----- DATA SUPPLIED -----

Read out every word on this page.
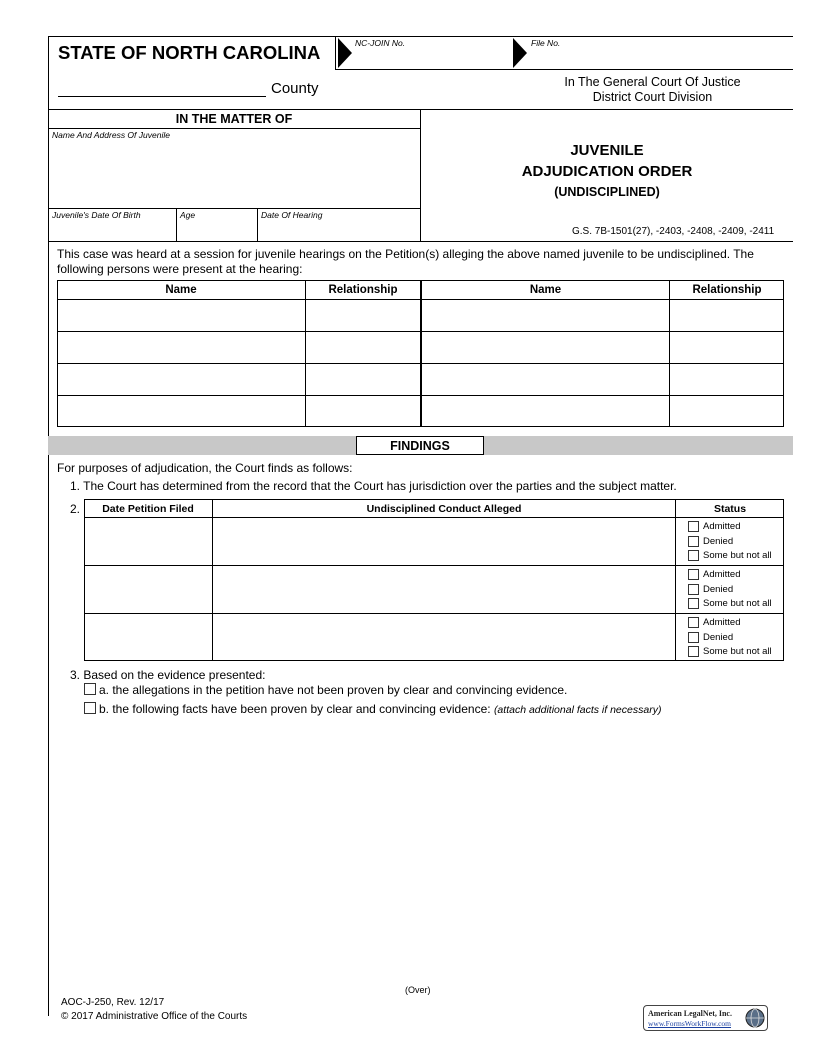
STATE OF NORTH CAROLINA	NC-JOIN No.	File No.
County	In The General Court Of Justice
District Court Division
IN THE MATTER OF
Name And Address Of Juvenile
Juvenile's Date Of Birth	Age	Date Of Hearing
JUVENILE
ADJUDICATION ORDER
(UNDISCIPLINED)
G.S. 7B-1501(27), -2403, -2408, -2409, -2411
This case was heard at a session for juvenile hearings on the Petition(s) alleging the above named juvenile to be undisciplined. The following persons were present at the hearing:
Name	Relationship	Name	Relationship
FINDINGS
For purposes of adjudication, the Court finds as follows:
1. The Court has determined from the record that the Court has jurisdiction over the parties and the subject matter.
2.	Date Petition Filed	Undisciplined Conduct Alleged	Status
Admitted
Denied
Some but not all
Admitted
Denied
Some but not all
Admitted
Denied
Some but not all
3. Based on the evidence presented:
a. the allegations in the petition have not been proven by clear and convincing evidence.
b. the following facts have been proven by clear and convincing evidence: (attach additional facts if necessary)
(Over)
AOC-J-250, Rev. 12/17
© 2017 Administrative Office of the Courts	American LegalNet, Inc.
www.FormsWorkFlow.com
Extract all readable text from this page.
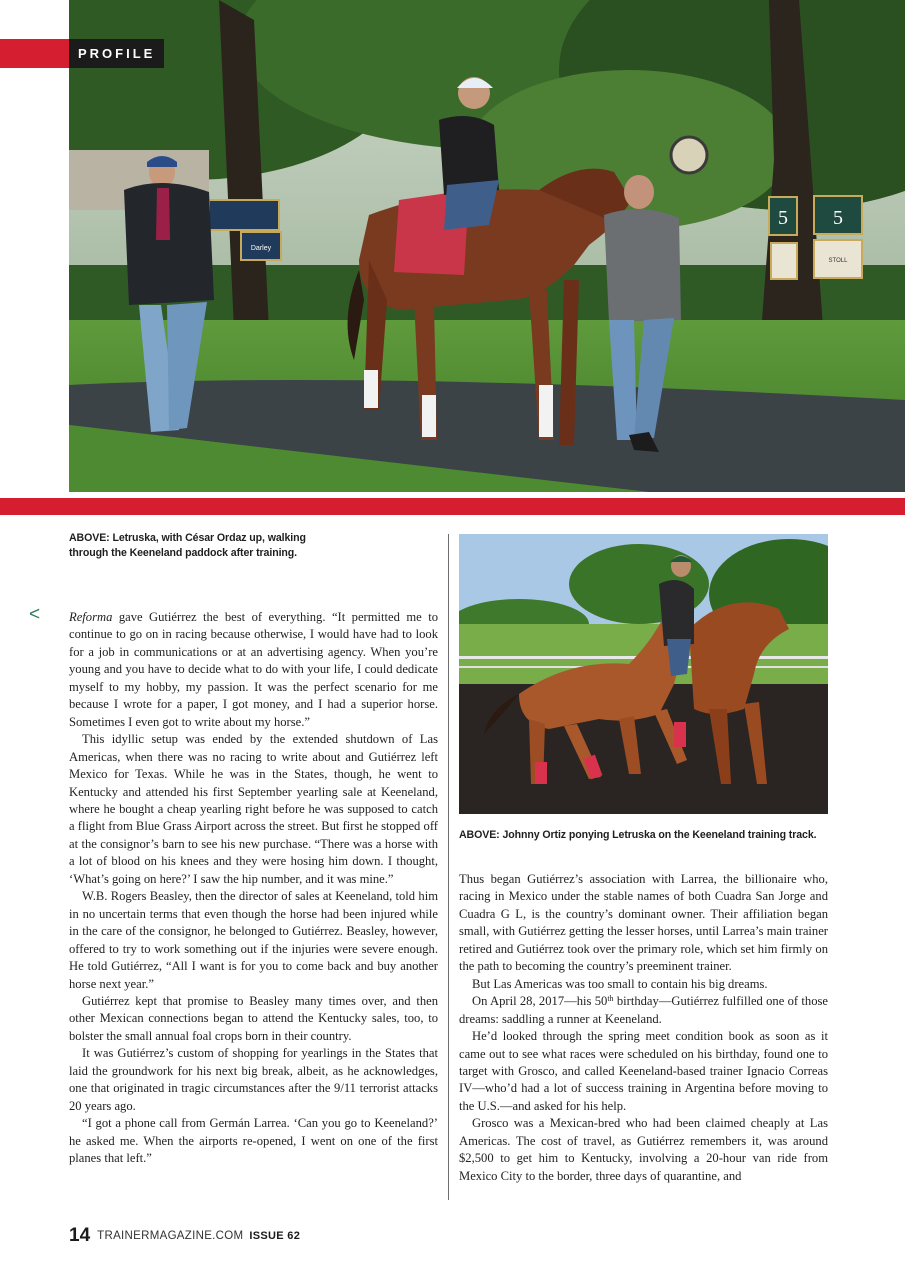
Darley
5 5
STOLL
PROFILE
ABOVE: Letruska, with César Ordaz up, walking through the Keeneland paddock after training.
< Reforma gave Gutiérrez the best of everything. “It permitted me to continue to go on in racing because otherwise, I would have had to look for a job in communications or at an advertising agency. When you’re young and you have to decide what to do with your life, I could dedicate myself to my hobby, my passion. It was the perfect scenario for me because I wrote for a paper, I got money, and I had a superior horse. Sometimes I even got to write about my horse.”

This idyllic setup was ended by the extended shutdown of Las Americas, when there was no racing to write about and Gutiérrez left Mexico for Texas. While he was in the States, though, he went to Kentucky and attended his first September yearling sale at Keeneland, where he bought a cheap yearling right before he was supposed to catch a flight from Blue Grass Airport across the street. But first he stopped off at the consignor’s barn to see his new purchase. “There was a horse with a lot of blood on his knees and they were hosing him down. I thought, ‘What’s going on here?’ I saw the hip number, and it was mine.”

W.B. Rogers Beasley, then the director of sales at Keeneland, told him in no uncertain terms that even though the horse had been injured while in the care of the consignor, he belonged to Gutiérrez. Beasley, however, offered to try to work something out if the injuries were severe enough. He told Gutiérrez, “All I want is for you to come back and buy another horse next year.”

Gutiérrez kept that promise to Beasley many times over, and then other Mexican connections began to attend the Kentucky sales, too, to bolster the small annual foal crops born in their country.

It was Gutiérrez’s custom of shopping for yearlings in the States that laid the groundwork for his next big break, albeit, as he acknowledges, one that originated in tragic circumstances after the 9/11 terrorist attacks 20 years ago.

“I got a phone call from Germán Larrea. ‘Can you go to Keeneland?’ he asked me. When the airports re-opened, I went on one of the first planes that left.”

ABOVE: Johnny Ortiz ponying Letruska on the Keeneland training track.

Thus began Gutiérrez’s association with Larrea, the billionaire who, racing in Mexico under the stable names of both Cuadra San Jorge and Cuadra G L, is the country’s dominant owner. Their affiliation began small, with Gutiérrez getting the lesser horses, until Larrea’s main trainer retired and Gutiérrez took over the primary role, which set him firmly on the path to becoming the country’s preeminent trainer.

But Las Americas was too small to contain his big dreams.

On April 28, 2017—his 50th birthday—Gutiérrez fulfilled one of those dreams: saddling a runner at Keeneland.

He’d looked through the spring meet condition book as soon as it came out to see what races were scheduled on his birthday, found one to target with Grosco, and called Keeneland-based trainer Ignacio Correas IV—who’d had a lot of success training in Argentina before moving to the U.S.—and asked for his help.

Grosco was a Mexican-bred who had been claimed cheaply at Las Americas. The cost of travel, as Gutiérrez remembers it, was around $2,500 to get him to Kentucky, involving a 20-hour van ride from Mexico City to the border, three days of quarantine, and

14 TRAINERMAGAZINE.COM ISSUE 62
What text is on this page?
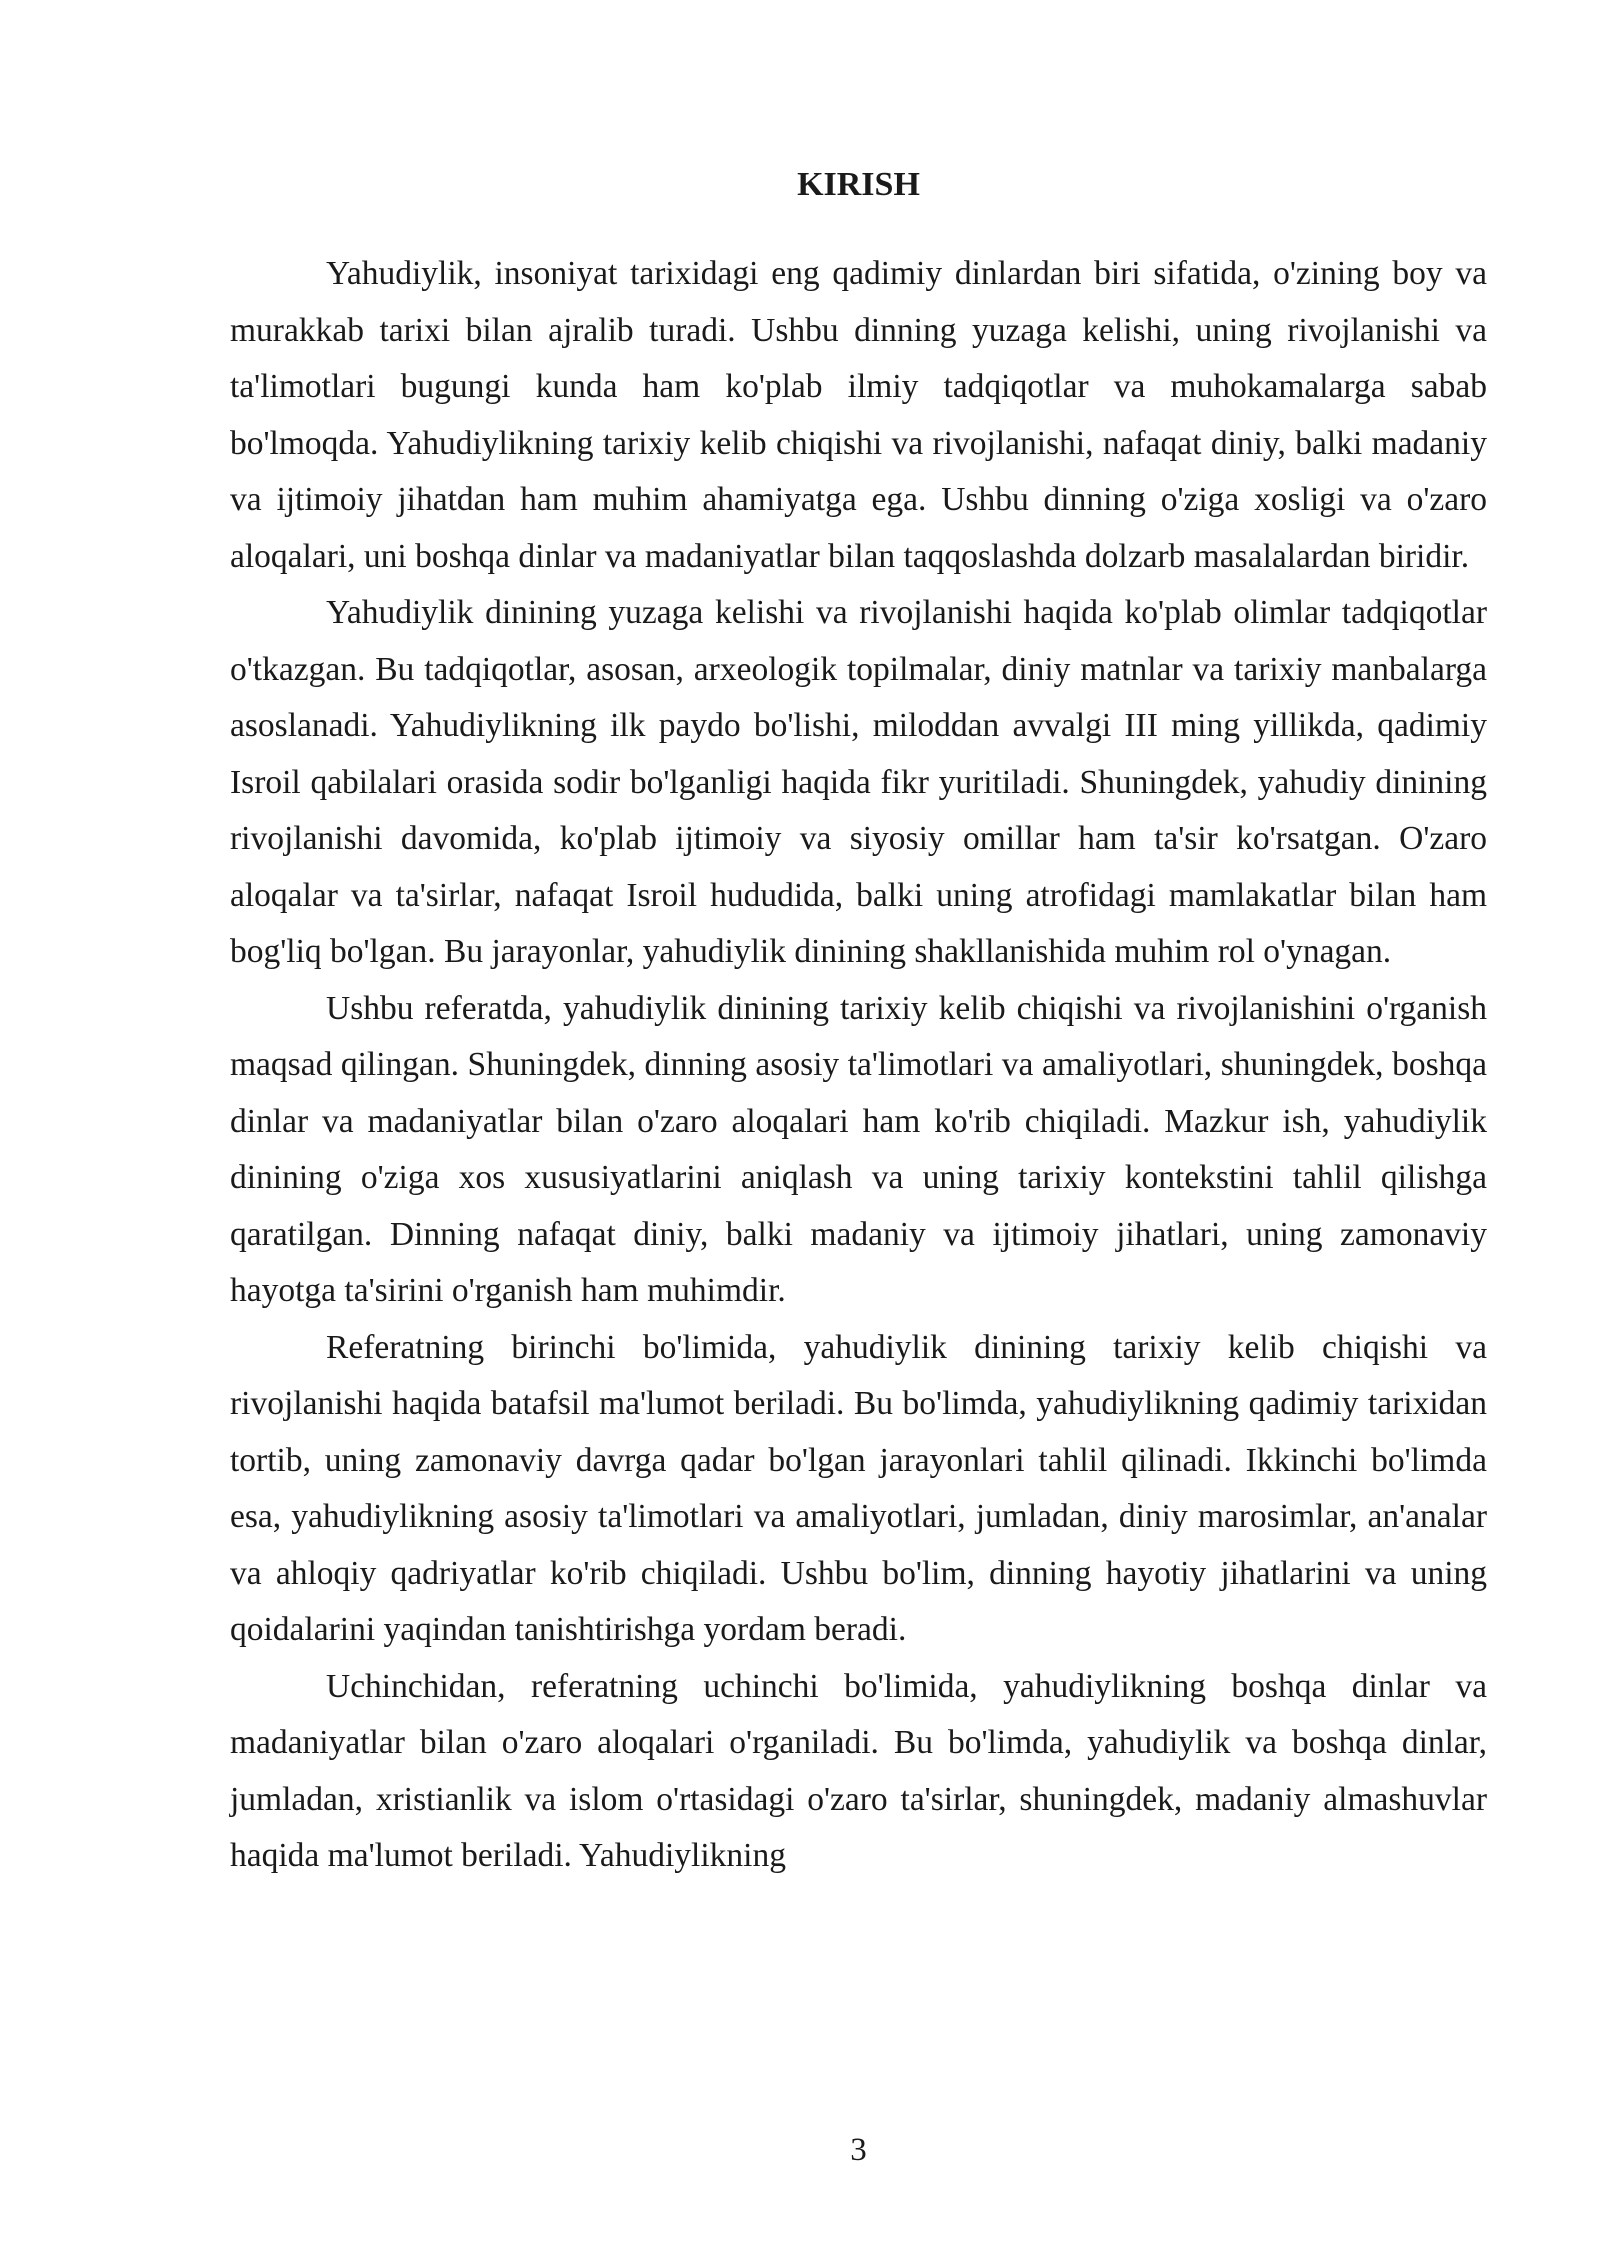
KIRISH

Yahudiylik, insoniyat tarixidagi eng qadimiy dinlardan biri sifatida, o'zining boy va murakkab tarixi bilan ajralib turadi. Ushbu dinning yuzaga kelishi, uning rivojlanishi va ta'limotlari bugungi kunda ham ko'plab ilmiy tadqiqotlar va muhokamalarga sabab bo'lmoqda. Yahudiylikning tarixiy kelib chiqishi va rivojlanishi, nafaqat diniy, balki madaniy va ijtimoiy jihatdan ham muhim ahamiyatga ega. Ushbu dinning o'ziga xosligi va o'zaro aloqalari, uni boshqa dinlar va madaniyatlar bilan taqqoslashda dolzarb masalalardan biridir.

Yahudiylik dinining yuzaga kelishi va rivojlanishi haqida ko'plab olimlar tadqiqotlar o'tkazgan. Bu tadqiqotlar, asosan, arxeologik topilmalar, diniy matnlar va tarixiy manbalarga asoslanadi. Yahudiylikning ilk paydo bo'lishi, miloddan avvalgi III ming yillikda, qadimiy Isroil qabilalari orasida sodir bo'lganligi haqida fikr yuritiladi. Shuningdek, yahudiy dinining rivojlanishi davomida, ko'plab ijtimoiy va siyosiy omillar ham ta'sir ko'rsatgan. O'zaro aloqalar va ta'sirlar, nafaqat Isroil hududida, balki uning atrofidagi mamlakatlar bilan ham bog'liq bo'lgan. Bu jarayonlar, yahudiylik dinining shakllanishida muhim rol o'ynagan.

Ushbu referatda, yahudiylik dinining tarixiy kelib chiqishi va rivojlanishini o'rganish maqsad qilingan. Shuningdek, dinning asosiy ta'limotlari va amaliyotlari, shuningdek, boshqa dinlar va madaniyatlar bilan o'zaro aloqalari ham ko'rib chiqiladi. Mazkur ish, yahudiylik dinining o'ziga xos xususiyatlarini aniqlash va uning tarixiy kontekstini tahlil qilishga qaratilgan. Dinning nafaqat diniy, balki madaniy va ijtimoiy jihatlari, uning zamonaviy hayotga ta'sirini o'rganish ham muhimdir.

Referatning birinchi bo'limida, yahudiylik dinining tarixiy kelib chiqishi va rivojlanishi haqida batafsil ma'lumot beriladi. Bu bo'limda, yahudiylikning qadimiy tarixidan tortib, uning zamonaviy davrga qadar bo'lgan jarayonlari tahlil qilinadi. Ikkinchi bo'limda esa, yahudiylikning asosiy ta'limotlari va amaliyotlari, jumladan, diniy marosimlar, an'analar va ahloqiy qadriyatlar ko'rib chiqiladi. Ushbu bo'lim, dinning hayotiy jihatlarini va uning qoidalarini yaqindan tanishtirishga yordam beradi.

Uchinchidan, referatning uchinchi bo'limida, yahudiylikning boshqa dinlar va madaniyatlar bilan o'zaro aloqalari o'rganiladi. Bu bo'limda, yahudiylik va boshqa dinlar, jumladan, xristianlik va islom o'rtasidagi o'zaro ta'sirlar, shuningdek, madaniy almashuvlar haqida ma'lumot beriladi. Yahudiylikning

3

-----

[OBJECTIVE]
Copy out every line from the records that has the word "limotlari".

[ANSWER FOR THE TASK]
Yahudiylik, insoniyat tarixidagi eng qadimiy dinlardan biri sifatida, o'zining boy va murakkab tarixi bilan ajralib turadi. Ushbu dinning yuzaga kelishi, uning rivojlanishi va ta'limotlari bugungi kunda ham ko'plab ilmiy tadqiqotlar va muhokamalarga sabab bo'lmoqda. Yahudiylikning tarixiy kelib chiqishi va rivojlanishi, nafaqat diniy, balki madaniy va ijtimoiy jihatdan ham muhim ahamiyatga ega. Ushbu dinning o'ziga xosligi va o'zaro aloqalari, uni boshqa dinlar va madaniyatlar bilan taqqoslashda dolzarb masalalardan biridir.
Ushbu referatda, yahudiylik dinining tarixiy kelib chiqishi va rivojlanishini o'rganish maqsad qilingan. Shuningdek, dinning asosiy ta'limotlari va amaliyotlari, shuningdek, boshqa dinlar va madaniyatlar bilan o'zaro aloqalari ham ko'rib chiqiladi. Mazkur ish, yahudiylik dinining o'ziga xos xususiyatlarini aniqlash va uning tarixiy kontekstini tahlil qilishga qaratilgan. Dinning nafaqat diniy, balki madaniy va ijtimoiy jihatlari, uning zamonaviy hayotga ta'sirini o'rganish ham muhimdir.
Referatning birinchi bo'limida, yahudiylik dinining tarixiy kelib chiqishi va rivojlanishi haqida batafsil ma'lumot beriladi. Bu bo'limda, yahudiylikning qadimiy tarixidan tortib, uning zamonaviy davrga qadar bo'lgan jarayonlari tahlil qilinadi. Ikkinchi bo'limda esa, yahudiylikning asosiy ta'limotlari va amaliyotlari, jumladan, diniy marosimlar, an'analar va ahloqiy qadriyatlar ko'rib chiqiladi. Ushbu bo'lim, dinning hayotiy jihatlarini va uning qoidalarini yaqindan tanishtirishga yordam beradi.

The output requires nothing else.